Work to complete
Retype the items starting at the very first line and ending at the line that contains "register-row: MWilliam SmithBrook".

Material for the task

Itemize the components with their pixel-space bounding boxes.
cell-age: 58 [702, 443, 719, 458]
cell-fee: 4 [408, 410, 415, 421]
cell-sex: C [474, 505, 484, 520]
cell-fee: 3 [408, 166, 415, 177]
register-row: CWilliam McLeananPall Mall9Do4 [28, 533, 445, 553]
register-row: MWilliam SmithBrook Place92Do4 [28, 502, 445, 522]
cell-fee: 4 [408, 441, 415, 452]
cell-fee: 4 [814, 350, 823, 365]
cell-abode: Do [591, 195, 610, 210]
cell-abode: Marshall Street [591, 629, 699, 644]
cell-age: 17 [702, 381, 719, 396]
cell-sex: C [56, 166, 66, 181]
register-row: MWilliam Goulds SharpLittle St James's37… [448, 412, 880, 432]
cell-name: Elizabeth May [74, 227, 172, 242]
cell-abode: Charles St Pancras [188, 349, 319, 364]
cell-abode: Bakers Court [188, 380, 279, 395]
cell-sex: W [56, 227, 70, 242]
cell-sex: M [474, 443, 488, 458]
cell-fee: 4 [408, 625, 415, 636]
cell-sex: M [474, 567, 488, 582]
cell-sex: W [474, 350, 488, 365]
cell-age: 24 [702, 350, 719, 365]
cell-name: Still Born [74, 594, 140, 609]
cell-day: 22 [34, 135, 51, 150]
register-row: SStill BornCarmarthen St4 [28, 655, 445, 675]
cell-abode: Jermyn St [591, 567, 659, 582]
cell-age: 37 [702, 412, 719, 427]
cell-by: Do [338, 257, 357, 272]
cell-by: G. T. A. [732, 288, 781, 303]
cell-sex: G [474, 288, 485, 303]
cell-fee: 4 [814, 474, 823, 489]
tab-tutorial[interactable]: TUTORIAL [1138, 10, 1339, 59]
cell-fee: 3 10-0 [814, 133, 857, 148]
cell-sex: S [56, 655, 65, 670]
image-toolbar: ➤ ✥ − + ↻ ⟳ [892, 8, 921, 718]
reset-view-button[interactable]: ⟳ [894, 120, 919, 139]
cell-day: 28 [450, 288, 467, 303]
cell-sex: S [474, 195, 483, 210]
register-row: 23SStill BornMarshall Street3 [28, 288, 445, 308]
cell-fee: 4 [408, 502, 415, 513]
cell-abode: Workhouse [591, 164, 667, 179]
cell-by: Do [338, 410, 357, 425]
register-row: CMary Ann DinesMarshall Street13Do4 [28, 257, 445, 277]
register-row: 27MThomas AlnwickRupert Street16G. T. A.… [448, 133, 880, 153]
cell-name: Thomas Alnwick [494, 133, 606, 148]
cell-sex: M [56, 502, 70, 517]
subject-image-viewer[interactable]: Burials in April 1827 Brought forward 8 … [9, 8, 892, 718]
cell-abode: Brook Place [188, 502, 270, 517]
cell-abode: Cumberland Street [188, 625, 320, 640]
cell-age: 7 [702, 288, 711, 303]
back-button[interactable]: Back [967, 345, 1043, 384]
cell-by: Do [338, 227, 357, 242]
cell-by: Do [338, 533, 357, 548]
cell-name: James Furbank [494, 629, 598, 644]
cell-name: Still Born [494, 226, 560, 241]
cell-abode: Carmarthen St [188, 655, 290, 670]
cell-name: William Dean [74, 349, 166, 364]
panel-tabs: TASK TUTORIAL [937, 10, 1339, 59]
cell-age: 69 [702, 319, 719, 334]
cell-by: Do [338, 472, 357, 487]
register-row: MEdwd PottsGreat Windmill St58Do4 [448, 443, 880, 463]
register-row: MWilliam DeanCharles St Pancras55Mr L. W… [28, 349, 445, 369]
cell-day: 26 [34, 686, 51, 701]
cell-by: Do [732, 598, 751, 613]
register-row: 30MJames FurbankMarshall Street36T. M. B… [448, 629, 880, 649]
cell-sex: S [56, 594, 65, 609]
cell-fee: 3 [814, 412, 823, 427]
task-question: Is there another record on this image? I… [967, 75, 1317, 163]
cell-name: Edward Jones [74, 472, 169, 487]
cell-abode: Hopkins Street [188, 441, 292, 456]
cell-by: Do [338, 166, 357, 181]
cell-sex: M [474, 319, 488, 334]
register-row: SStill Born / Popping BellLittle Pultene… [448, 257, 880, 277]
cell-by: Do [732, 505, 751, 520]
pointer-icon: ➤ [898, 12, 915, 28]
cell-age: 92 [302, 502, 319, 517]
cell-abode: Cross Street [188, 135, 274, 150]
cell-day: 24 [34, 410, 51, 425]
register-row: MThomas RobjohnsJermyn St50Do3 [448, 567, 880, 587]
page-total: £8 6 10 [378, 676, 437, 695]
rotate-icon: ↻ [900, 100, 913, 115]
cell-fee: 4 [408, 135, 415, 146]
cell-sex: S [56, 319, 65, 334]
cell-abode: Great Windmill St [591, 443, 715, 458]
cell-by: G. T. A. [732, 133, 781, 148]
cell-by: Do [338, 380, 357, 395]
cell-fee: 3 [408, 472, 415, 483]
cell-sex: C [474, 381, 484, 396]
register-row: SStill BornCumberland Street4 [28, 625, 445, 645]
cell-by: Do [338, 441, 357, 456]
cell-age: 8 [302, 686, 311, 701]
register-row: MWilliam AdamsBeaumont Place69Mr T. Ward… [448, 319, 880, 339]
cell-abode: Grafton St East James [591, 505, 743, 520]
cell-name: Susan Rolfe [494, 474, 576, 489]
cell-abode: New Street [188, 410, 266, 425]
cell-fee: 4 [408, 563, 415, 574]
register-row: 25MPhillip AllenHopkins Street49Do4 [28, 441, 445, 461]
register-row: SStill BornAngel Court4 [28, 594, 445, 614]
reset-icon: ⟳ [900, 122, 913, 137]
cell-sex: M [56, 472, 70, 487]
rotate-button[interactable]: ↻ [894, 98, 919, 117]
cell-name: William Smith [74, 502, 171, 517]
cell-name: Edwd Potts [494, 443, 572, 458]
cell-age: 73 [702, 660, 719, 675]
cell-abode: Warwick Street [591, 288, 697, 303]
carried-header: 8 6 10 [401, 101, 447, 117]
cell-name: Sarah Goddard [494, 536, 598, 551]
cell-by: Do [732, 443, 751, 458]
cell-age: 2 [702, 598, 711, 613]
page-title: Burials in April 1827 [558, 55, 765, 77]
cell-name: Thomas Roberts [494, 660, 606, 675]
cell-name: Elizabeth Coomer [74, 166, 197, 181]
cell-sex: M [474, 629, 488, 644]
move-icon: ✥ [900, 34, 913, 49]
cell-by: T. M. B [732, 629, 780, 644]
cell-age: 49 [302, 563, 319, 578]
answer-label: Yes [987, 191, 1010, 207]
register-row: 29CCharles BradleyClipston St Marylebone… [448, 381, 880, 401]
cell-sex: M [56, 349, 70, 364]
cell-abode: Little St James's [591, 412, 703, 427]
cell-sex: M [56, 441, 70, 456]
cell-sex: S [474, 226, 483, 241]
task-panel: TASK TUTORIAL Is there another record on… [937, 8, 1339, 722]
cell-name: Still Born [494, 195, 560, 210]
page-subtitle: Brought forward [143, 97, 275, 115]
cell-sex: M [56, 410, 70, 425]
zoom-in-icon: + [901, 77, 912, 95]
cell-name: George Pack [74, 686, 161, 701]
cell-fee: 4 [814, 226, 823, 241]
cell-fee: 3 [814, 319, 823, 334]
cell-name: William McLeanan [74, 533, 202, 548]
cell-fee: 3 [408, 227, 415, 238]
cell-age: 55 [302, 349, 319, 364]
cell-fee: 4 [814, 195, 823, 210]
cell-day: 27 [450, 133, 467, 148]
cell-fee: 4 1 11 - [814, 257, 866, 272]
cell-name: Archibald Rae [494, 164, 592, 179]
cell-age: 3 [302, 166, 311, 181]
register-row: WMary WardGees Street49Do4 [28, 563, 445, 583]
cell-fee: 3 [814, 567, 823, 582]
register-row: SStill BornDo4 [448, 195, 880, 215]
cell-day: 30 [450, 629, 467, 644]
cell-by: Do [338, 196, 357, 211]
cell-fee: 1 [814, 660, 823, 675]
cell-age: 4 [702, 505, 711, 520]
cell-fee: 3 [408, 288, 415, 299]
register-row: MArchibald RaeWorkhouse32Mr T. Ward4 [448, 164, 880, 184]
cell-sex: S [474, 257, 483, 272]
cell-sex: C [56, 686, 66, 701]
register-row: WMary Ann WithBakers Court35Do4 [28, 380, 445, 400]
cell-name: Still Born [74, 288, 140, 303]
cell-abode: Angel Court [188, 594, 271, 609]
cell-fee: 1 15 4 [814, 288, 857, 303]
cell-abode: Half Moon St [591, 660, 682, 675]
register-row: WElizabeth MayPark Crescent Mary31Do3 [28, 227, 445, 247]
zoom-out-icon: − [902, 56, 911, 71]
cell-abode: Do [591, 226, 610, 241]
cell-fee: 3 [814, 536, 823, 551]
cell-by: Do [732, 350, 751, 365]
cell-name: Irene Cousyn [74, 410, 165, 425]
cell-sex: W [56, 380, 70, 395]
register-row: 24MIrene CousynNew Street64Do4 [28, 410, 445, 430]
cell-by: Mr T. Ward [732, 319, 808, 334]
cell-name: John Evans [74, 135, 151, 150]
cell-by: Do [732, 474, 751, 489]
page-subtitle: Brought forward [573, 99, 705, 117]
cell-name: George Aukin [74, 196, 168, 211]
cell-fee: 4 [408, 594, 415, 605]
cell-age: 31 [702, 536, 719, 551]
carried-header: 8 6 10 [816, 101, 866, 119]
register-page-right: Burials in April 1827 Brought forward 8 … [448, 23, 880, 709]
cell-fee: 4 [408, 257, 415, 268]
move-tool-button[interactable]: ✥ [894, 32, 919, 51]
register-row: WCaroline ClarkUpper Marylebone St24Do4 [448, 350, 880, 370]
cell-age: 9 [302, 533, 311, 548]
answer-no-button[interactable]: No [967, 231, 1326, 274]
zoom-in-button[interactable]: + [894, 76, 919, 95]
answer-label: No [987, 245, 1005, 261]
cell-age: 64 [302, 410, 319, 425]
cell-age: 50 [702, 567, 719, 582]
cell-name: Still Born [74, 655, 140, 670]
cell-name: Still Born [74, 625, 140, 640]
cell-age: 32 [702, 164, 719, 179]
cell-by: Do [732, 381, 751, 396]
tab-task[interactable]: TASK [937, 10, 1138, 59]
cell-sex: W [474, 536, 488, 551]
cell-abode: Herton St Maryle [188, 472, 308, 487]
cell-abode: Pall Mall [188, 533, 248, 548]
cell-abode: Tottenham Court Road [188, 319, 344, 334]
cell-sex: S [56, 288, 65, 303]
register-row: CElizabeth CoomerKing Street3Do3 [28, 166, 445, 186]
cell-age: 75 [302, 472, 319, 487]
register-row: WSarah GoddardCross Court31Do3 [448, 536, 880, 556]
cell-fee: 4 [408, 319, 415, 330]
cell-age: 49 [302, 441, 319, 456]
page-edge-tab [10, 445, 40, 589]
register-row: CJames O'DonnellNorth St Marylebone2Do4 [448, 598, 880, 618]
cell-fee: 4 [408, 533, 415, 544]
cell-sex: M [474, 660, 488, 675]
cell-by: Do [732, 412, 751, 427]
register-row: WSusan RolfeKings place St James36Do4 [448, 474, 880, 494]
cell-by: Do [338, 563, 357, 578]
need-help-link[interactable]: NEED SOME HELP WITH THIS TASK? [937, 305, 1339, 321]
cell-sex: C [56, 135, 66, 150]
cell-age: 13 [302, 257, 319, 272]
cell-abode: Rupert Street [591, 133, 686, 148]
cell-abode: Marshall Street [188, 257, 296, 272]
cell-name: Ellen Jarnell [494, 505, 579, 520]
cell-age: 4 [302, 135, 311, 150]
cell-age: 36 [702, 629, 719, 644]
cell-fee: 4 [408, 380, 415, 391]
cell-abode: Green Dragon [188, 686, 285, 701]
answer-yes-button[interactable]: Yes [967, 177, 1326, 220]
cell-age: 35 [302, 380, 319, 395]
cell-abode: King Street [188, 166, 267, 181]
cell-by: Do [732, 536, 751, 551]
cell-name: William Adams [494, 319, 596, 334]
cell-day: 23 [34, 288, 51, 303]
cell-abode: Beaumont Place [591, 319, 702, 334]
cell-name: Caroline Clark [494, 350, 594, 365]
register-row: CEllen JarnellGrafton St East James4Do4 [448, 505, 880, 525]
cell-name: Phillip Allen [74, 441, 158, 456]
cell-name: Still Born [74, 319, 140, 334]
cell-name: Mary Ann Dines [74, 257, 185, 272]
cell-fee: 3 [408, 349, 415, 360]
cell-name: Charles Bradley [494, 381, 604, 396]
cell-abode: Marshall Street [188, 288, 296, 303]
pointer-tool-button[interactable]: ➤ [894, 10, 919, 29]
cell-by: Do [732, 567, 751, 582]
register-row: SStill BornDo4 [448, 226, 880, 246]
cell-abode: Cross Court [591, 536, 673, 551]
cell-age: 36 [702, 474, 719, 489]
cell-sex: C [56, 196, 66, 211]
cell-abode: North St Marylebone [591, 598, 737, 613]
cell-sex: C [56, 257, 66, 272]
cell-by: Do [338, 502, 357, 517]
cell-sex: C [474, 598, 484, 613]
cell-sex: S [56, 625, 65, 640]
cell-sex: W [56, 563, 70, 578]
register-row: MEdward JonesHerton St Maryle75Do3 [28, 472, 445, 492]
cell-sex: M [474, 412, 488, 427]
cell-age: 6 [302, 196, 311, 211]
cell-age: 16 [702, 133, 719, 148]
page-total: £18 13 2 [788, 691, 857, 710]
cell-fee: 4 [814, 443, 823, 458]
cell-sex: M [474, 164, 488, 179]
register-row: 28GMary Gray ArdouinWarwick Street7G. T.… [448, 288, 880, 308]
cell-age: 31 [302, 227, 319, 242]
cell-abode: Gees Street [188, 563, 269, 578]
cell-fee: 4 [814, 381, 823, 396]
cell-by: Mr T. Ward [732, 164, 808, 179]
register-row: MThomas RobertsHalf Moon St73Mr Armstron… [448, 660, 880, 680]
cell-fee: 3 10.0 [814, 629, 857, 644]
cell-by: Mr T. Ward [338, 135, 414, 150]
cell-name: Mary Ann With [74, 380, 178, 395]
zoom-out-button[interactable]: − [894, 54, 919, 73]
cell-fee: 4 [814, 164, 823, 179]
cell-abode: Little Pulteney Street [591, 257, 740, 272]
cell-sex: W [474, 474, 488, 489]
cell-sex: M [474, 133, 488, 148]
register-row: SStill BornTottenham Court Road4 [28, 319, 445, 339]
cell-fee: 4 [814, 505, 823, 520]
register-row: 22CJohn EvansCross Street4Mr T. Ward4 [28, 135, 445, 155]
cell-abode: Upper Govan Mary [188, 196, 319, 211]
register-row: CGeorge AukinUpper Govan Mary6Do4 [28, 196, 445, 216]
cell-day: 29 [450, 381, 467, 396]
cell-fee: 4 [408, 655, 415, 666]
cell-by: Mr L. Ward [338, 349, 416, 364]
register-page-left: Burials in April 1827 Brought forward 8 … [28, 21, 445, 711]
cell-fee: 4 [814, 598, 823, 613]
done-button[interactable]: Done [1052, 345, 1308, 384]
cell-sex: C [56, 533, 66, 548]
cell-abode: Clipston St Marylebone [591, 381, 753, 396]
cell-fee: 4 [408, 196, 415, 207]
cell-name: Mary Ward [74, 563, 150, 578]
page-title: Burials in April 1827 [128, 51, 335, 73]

Result for this task
Itemize the components with their pixel-space bounding boxes.
cell-age: 58 [702, 443, 719, 458]
cell-fee: 4 [408, 410, 415, 421]
cell-sex: C [474, 505, 484, 520]
cell-fee: 3 [408, 166, 415, 177]
register-row: CWilliam McLeananPall Mall9Do4 [28, 533, 445, 553]
register-row: MWilliam SmithBrook Place92Do4 [28, 502, 445, 522]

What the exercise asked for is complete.